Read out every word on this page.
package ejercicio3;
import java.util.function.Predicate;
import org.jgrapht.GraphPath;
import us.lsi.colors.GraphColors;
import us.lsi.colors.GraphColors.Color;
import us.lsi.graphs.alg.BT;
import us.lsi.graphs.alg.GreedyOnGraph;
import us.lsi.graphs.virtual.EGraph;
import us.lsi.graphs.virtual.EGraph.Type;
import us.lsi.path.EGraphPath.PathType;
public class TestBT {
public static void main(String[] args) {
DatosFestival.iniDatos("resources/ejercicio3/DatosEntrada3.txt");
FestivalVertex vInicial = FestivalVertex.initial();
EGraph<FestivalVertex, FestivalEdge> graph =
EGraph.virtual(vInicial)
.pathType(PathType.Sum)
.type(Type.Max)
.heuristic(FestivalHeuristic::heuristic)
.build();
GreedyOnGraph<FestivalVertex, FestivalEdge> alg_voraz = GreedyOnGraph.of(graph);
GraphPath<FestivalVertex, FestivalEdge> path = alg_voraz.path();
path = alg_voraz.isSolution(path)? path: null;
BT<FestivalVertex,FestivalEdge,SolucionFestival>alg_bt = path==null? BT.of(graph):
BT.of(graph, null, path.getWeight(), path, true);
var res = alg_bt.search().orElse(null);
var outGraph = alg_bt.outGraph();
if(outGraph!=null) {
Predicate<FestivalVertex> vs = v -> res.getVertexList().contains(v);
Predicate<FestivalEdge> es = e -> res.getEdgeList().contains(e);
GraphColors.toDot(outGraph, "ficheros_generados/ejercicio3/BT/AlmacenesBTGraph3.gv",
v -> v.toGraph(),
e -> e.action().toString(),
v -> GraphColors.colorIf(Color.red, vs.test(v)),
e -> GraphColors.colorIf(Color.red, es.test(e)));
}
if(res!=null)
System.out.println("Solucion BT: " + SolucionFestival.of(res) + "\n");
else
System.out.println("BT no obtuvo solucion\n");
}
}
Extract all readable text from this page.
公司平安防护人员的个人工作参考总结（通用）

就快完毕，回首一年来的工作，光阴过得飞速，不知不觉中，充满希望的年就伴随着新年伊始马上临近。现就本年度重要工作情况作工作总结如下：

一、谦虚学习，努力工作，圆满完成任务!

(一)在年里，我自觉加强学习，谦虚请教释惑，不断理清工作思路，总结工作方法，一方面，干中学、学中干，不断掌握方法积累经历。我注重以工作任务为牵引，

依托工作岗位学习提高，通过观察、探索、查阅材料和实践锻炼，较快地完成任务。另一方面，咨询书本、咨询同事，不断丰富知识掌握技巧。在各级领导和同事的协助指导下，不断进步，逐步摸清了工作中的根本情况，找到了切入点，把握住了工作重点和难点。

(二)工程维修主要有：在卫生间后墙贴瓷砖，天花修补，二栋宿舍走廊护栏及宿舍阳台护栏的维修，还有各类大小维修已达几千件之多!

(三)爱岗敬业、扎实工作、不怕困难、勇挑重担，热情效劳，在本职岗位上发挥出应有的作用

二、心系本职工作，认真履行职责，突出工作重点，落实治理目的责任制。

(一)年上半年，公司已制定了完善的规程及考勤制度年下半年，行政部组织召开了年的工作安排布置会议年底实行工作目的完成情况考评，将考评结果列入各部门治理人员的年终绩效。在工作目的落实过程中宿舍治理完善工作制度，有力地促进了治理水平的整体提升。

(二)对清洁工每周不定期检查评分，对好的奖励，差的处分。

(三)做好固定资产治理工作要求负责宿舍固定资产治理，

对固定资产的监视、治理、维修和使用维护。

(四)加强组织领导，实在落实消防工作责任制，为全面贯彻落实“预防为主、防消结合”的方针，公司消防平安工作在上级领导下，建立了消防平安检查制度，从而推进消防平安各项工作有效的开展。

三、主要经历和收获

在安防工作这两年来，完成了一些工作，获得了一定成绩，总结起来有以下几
----------------------------------------
▶ **TASK PROMPT**: Output all of the material exactly as written.

▶ **FINISHED TASK**:
Read out every word on this page.
package ejercicio3;
import java.util.function.Predicate;
import org.jgrapht.GraphPath;
import us.lsi.colors.GraphColors;
import us.lsi.colors.GraphColors.Color;
import us.lsi.graphs.alg.BT;
import us.lsi.graphs.alg.GreedyOnGraph;
import us.lsi.graphs.virtual.EGraph;
import us.lsi.graphs.virtual.EGraph.Type;
import us.lsi.path.EGraphPath.PathType;
public class TestBT {
public static void main(String[] args) {
DatosFestival.iniDatos("resources/ejercicio3/DatosEntrada3.txt");
FestivalVertex vInicial = FestivalVertex.initial();
EGraph<FestivalVertex, FestivalEdge> graph =
EGraph.virtual(vInicial)
.pathType(PathType.Sum)
.type(Type.Max)
.heuristic(FestivalHeuristic::heuristic)
.build();
GreedyOnGraph<FestivalVertex, FestivalEdge> alg_voraz = GreedyOnGraph.of(graph);
GraphPath<FestivalVertex, FestivalEdge> path = alg_voraz.path();
path = alg_voraz.isSolution(path)? path: null;
BT<FestivalVertex,FestivalEdge,SolucionFestival>alg_bt = path==null? BT.of(graph):
BT.of(graph, null, path.getWeight(), path, true);
var res = alg_bt.search().orElse(null);
var outGraph = alg_bt.outGraph();
if(outGraph!=null) {
Predicate<FestivalVertex> vs = v -> res.getVertexList().contains(v);
Predicate<FestivalEdge> es = e -> res.getEdgeList().contains(e);
GraphColors.toDot(outGraph, "ficheros_generados/ejercicio3/BT/AlmacenesBTGraph3.gv",
v -> v.toGraph(),
e -> e.action().toString(),
v -> GraphColors.colorIf(Color.red, vs.test(v)),
e -> GraphColors.colorIf(Color.red, es.test(e)));
}
if(res!=null)
System.out.println("Solucion BT: " + SolucionFestival.of(res) + "\n");
else
System.out.println("BT no obtuvo solucion\n");
}
}
Extract all readable text from this page.
公司平安防护人员的个人工作参考总结（通用）

就快完毕，回首一年来的工作，光阴过得飞速，不知不觉中，充满希望的年就伴随着新年伊始马上临近。现就本年度重要工作情况作工作总结如下：

一、谦虚学习，努力工作，圆满完成任务!

(一)在年里，我自觉加强学习，谦虚请教释惑，不断理清工作思路，总结工作方法，一方面，干中学、学中干，不断掌握方法积累经历。我注重以工作任务为牵引，

依托工作岗位学习提高，通过观察、探索、查阅材料和实践锻炼，较快地完成任务。另一方面，咨询书本、咨询同事，不断丰富知识掌握技巧。在各级领导和同事的协助指导下，不断进步，逐步摸清了工作中的根本情况，找到了切入点，把握住了工作重点和难点。

(二)工程维修主要有：在卫生间后墙贴瓷砖，天花修补，二栋宿舍走廊护栏及宿舍阳台护栏的维修，还有各类大小维修已达几千件之多!

(三)爱岗敬业、扎实工作、不怕困难、勇挑重担，热情效劳，在本职岗位上发挥出应有的作用

二、心系本职工作，认真履行职责，突出工作重点，落实治理目的责任制。

(一)年上半年，公司已制定了完善的规程及考勤制度年下半年，行政部组织召开了年的工作安排布置会议年底实行工作目的完成情况考评，将考评结果列入各部门治理人员的年终绩效。在工作目的落实过程中宿舍治理完善工作制度，有力地促进了治理水平的整体提升。

(二)对清洁工每周不定期检查评分，对好的奖励，差的处分。

(三)做好固定资产治理工作要求负责宿舍固定资产治理，

对固定资产的监视、治理、维修和使用维护。

(四)加强组织领导，实在落实消防工作责任制，为全面贯彻落实“预防为主、防消结合”的方针，公司消防平安工作在上级领导下，建立了消防平安检查制度，从而推进消防平安各项工作有效的开展。

三、主要经历和收获

在安防工作这两年来，完成了一些工作，获得了一定成绩，总结起来有以下几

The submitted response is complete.